== SUPPLIED MATERIAL ==

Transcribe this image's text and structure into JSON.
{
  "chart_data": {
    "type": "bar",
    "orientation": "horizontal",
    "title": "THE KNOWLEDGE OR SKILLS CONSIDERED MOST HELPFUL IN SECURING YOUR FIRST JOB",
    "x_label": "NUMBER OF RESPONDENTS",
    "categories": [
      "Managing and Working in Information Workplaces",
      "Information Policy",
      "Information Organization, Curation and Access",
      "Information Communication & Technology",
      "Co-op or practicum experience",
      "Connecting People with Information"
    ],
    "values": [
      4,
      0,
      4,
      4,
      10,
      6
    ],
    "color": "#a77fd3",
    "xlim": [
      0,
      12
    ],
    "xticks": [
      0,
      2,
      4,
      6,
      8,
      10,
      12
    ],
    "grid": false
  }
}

===

__TO BE DONE__: Faithfully copy every entry, leaving nothing out.

__IN RESPONSE__:
Transcribe this image's text and structure into JSON.
{
  "chart_data": {
    "type": "bar",
    "orientation": "horizontal",
    "title": "THE KNOWLEDGE OR SKILLS CONSIDERED MOST HELPFUL IN SECURING YOUR FIRST JOB",
    "x_label": "NUMBER OF RESPONDENTS",
    "categories": [
      "Managing and Working in Information Workplaces",
      "Information Policy",
      "Information Organization, Curation and Access",
      "Information Communication & Technology",
      "Co-op or practicum experience",
      "Connecting People with Information"
    ],
    "values": [
      4,
      0,
      4,
      4,
      10,
      6
    ],
    "color": "#a77fd3",
    "xlim": [
      0,
      12
    ],
    "xticks": [
      0,
      2,
      4,
      6,
      8,
      10,
      12
    ],
    "grid": false
  }
}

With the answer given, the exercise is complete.